**What is being asked**
Starting at the beginning of the entries and going on through the line that contains "What elements are", render each line as a string in a JSON list, leaving out blank lines and the pictures.
— Start of Stored rows —
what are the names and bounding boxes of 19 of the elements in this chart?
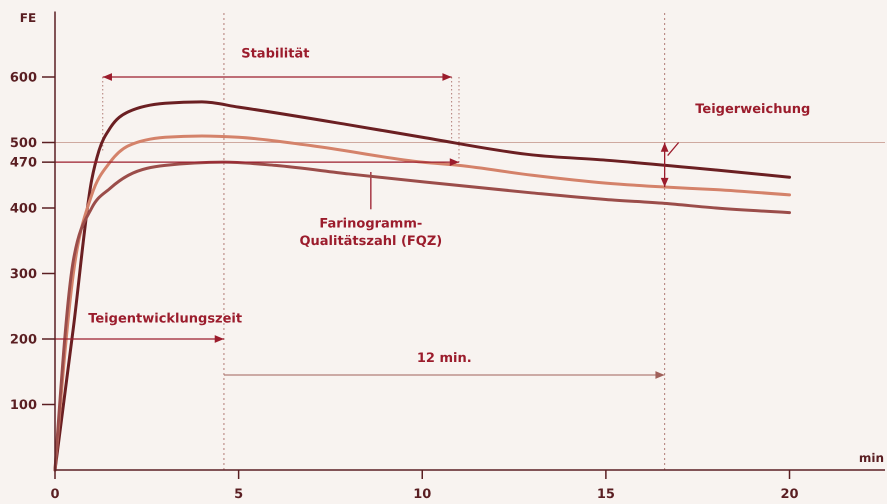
annotation: Teigentwicklungszeit — [88, 312, 242, 327]
annotation: Farinogramm- Qualitätszahl (FQZ) — [299, 216, 442, 250]
y-tick-label: 470 — [10, 156, 37, 171]
annotation: Stabilität — [241, 46, 310, 62]
y-tick-label: 300 — [10, 267, 37, 282]
x-tick-label: 5 — [234, 487, 244, 502]
y-tick-label: 500 — [10, 136, 37, 152]
annotation: 12 min. — [416, 350, 472, 366]
y-tick-label: 200 — [10, 332, 37, 348]
x-axis-title: min — [858, 451, 884, 465]
y-tick-label: 400 — [10, 202, 37, 217]
x-tick-label: 10 — [413, 487, 432, 502]
y-tick-label: 600 — [10, 70, 37, 86]
x-tick-label: 20 — [780, 487, 799, 502]
y-tick-label: 100 — [10, 398, 37, 414]
x-tick-label: 0 — [50, 487, 60, 502]
x-tick-label: 15 — [596, 487, 615, 502]
y-axis-title: FE — [20, 11, 36, 25]
annotation: Teigerweichung — [695, 102, 810, 118]
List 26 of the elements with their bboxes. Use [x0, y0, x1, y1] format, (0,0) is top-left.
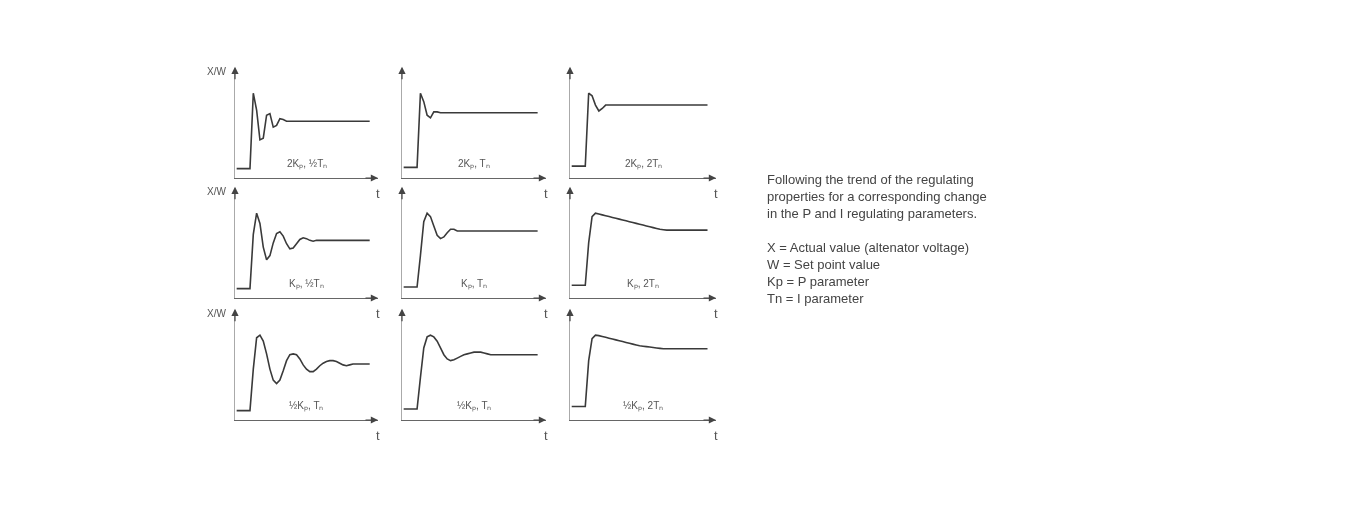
text: Kₚ, ½Tₙ	[289, 278, 324, 290]
y-axis-title: X/W	[207, 186, 227, 197]
text: Following the trend of the regulating properties for a corresponding change in the P and I regulating parameters.	[767, 172, 987, 221]
x-axis-title: t	[376, 186, 380, 201]
text: ½Kₚ, 2Tₙ	[623, 400, 664, 412]
x-axis-title: t	[714, 428, 718, 443]
x-axis-title: t	[544, 306, 548, 321]
text: W = Set point value	[767, 257, 881, 272]
x-axis-title: t	[714, 186, 718, 201]
x-axis-title: t	[544, 428, 548, 443]
text: Tn = I parameter	[767, 291, 865, 306]
y-axis-title: X/W	[207, 308, 227, 319]
y-axis-title: X/W	[207, 66, 227, 77]
x-axis-title: t	[544, 186, 548, 201]
text: X = Actual value (altenator voltage)	[767, 240, 969, 255]
text: Kₚ, Tₙ	[461, 278, 488, 290]
x-axis-title: t	[376, 306, 380, 321]
text: 2Kₚ, Tₙ	[458, 158, 490, 170]
text: Kp = P parameter	[767, 274, 870, 289]
x-axis-title: t	[376, 428, 380, 443]
text: 2Kₚ, ½Tₙ	[287, 158, 328, 170]
x-axis-title: t	[714, 306, 718, 321]
text: Kₚ, 2Tₙ	[627, 278, 659, 290]
text: ½Kₚ, Tₙ	[457, 400, 492, 412]
text: 2Kₚ, 2Tₙ	[625, 158, 663, 170]
text: ½Kₚ, Tₙ	[289, 400, 324, 412]
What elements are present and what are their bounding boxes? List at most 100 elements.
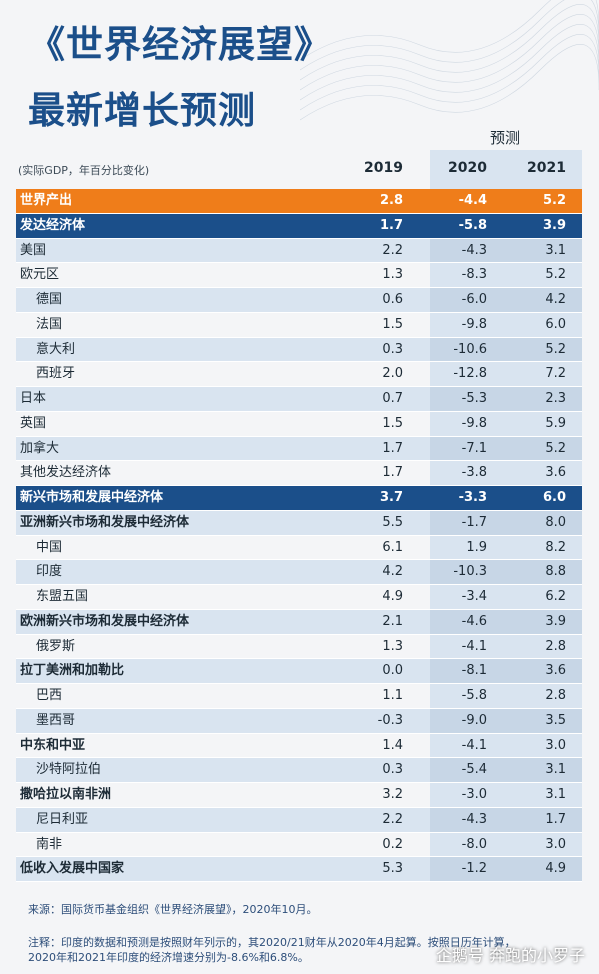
value-cell-2021: 1.7 [545,811,566,827]
value-cell-2020: -3.4 [461,589,487,604]
value-cell-2020: -9.8 [461,415,487,431]
row-label: 南非 [36,836,63,852]
value-cell-2019: 4.2 [382,564,403,580]
value-cell-2019: 1.7 [382,465,403,481]
row-label: 撒哈拉以南非洲 [20,787,112,802]
row-label: 低收入发展中国家 [20,861,125,877]
value-cell-2021: 2.8 [545,638,566,654]
table-header: (实际GDP，年百分比变化) 2019 2020 2021 [16,160,582,182]
value-cell-2021: 8.0 [545,514,566,530]
value-cell-2021: 6.0 [545,316,566,332]
row-label: 沙特阿拉伯 [36,762,102,778]
value-cell-2021: 5.2 [545,267,566,283]
row-label: 巴西 [36,688,63,703]
table-row: 墨西哥 -0.3 -9.0 3.5 [16,708,582,734]
value-cell-2020: -4.6 [461,613,487,629]
value-cell-2020: -9.0 [461,712,487,728]
footnote-line1: 注释：印度的数据和预测是按照财年列示的，其2020/21财年从2020年4月起算… [28,936,516,949]
row-label: 世界产出 [20,193,73,208]
row-label: 墨西哥 [36,712,76,728]
value-cell-2020: -8.1 [461,663,487,679]
table-row: 东盟五国 4.9 -3.4 6.2 [16,585,582,610]
value-cell-2019: -0.3 [377,712,403,728]
value-cell-2021: 2.3 [545,391,566,406]
value-cell-2020: -3.0 [461,787,487,802]
table-row: 德国 0.6 -6.0 4.2 [16,288,582,313]
value-cell-2019: 2.2 [382,242,403,258]
value-cell-2021: 3.5 [545,712,566,728]
row-label: 东盟五国 [36,589,89,604]
table-row: 加拿大 1.7 -7.1 5.2 [16,436,582,462]
value-cell-2020: -4.3 [461,811,487,827]
value-cell-2019: 1.7 [379,217,403,233]
value-cell-2019: 0.3 [382,762,403,778]
decorative-wave-graphic [300,0,599,121]
table-row: 英国 1.5 -9.8 5.9 [16,411,582,437]
table-row: 新兴市场和发展中经济体 3.7 -3.3 6.0 [16,486,582,511]
row-label: 俄罗斯 [36,638,76,654]
table-row: 世界产出 2.8 -4.4 5.2 [16,189,582,214]
value-cell-2021: 3.6 [545,663,566,679]
table-row: 西班牙 2.0 -12.8 7.2 [16,362,582,387]
value-cell-2021: 8.2 [545,539,566,555]
value-cell-2020: -5.8 [461,688,487,703]
value-cell-2021: 5.2 [542,193,566,208]
row-label: 美国 [20,242,47,258]
value-cell-2021: 4.2 [545,292,566,307]
row-label: 欧洲新兴市场和发展中经济体 [20,613,190,629]
value-cell-2020: -6.0 [461,292,487,307]
value-cell-2021: 7.2 [545,366,566,382]
value-cell-2019: 1.5 [382,316,403,332]
row-label: 西班牙 [36,366,76,382]
row-label: 拉丁美洲和加勒比 [20,663,125,679]
value-cell-2021: 5.9 [545,415,566,431]
value-cell-2020: -4.3 [461,242,487,258]
table-row: 尼日利亚 2.2 -4.3 1.7 [16,807,582,833]
value-cell-2020: -10.3 [453,564,487,580]
value-cell-2020: -4.1 [461,737,487,753]
value-cell-2020: -8.0 [461,836,487,852]
table-row: 亚洲新兴市场和发展中经济体 5.5 -1.7 8.0 [16,510,582,536]
value-cell-2021: 5.2 [545,341,566,357]
value-cell-2019: 3.2 [382,787,403,802]
value-cell-2019: 4.9 [382,589,403,604]
growth-table: 世界产出 2.8 -4.4 5.2 发达经济体 1.7 -5.8 3.9 美国 2.2 -4.3 3.… [16,189,582,882]
value-cell-2021: 3.0 [545,737,566,753]
row-label: 亚洲新兴市场和发展中经济体 [20,514,190,530]
value-cell-2019: 1.4 [382,737,403,753]
source-note: 来源：国际货币基金组织《世界经济展望》，2020年10月。 [28,903,318,916]
value-cell-2020: -10.6 [453,341,487,357]
table-row: 欧洲新兴市场和发展中经济体 2.1 -4.6 3.9 [16,609,582,635]
value-cell-2020: -3.8 [461,465,487,481]
value-cell-2021: 3.9 [545,613,566,629]
year-header-2021: 2021 [527,160,566,176]
value-cell-2021: 3.1 [545,762,566,778]
row-label: 中东和中亚 [20,737,86,753]
row-label: 发达经济体 [20,217,86,233]
table-row: 撒哈拉以南非洲 3.2 -3.0 3.1 [16,783,582,808]
unit-note: (实际GDP，年百分比变化) [18,164,150,177]
row-label: 欧元区 [20,267,60,283]
value-cell-2019: 2.0 [382,366,403,382]
row-label: 英国 [20,415,47,431]
year-header-2019: 2019 [364,160,403,176]
value-cell-2019: 1.3 [382,638,403,654]
table-row: 法国 1.5 -9.8 6.0 [16,312,582,338]
value-cell-2020: -5.8 [458,217,487,233]
value-cell-2021: 3.6 [545,465,566,481]
page-title-line2: 最新增长预测 [28,89,256,132]
value-cell-2021: 4.9 [545,861,566,877]
value-cell-2019: 5.5 [382,514,403,530]
table-row: 沙特阿拉伯 0.3 -5.4 3.1 [16,758,582,783]
value-cell-2019: 1.7 [382,440,403,456]
value-cell-2020: -1.2 [461,861,487,877]
table-row: 拉丁美洲和加勒比 0.0 -8.1 3.6 [16,659,582,684]
value-cell-2020: -3.3 [458,490,487,505]
value-cell-2020: -1.7 [461,514,487,530]
value-cell-2019: 2.2 [382,811,403,827]
row-label: 法国 [36,316,63,332]
table-row: 意大利 0.3 -10.6 5.2 [16,337,582,363]
value-cell-2019: 0.7 [382,391,403,406]
table-row: 中国 6.1 1.9 8.2 [16,535,582,561]
value-cell-2019: 1.5 [382,415,403,431]
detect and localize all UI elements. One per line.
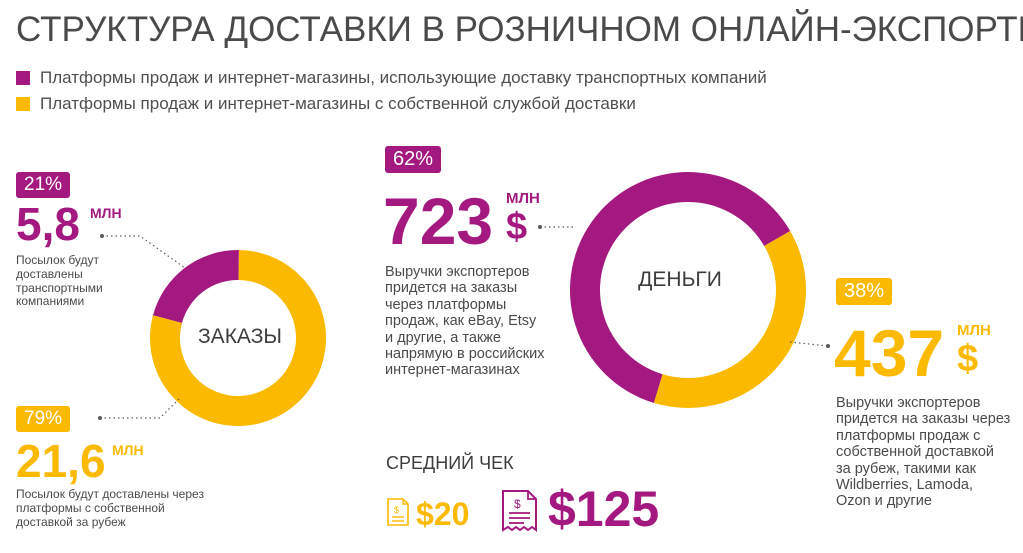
— End of Stored rows —
**Complete answer**
[
  "what are the names and bounding boxes of 19 of the elements in this chart?",
  "annotation: Teigentwicklungszeit — [88, 312, 242, 327]",
  "annotation: Farinogramm- Qualitätszahl (FQZ) — [299, 216, 442, 250]",
  "y-tick-label: 470 — [10, 156, 37, 171]",
  "annotation: Stabilität — [241, 46, 310, 62]",
  "y-tick-label: 300 — [10, 267, 37, 282]",
  "x-tick-label: 5 — [234, 487, 244, 502]",
  "y-tick-label: 500 — [10, 136, 37, 152]",
  "annotation: 12 min. — [416, 350, 472, 366]",
  "y-tick-label: 200 — [10, 332, 37, 348]",
  "x-axis-title: min — [858, 451, 884, 465]",
  "y-tick-label: 400 — [10, 202, 37, 217]",
  "x-tick-label: 10 — [413, 487, 432, 502]",
  "y-tick-label: 600 — [10, 70, 37, 86]",
  "x-tick-label: 20 — [780, 487, 799, 502]",
  "y-tick-label: 100 — [10, 398, 37, 414]",
  "x-tick-label: 0 — [50, 487, 60, 502]",
  "x-tick-label: 15 — [596, 487, 615, 502]",
  "y-axis-title: FE — [20, 11, 36, 25]",
  "annotation: Teigerweichung — [695, 102, 810, 118]",
  "List 26 of the elements with their bboxes. Use [x0, y0, x1, y1] format, (0,0) is top-left.",
  "text: Kₚ, ½Tₙ\t[289, 278, 324, 290]",
  "y-axis-title: X/W\t[207, 186, 227, 197]",
  "text: Following the trend of the regulating properties for a corresponding change in the P and I regulating parameters.\t[767, 172, 987, 221]",
  "x-axis-title: t\t[376, 186, 380, 201]",
  "text: ½Kₚ, 2Tₙ\t[623, 400, 664, 412]",
  "x-axis-title: t\t[714, 428, 718, 443]",
  "x-axis-title: t\t[544, 306, 548, 321]",
  "text: W = Set point value\t[767, 257, 881, 272]",
  "x-axis-title: t\t[714, 186, 718, 201]",
  "x-axis-title: t\t[544, 428, 548, 443]",
  "text: Tn = I parameter\t[767, 291, 865, 306]",
  "y-axis-title: X/W\t[207, 308, 227, 319]",
  "y-axis-title: X/W\t[207, 66, 227, 77]",
  "x-axis-title: t\t[544, 186, 548, 201]",
  "text: X = Actual value (altenator voltage)\t[767, 240, 969, 255]",
  "text: Kₚ, Tₙ\t[461, 278, 488, 290]",
  "x-axis-title: t\t[376, 306, 380, 321]",
  "text: 2Kₚ, Tₙ\t[458, 158, 490, 170]",
  "text: Kp = P parameter\t[767, 274, 870, 289]",
  "x-axis-title: t\t[376, 428, 380, 443]",
  "text: 2Kₚ, ½Tₙ\t[287, 158, 328, 170]",
  "x-axis-title: t\t[714, 306, 718, 321]",
  "text: Kₚ, 2Tₙ\t[627, 278, 659, 290]",
  "text: ½Kₚ, Tₙ\t[457, 400, 492, 412]",
  "text: 2Kₚ, 2Tₙ\t[625, 158, 663, 170]",
  "text: ½Kₚ, Tₙ\t[289, 400, 324, 412]",
  "What elements are present and what are their bounding boxes? List at most 100 elements."
]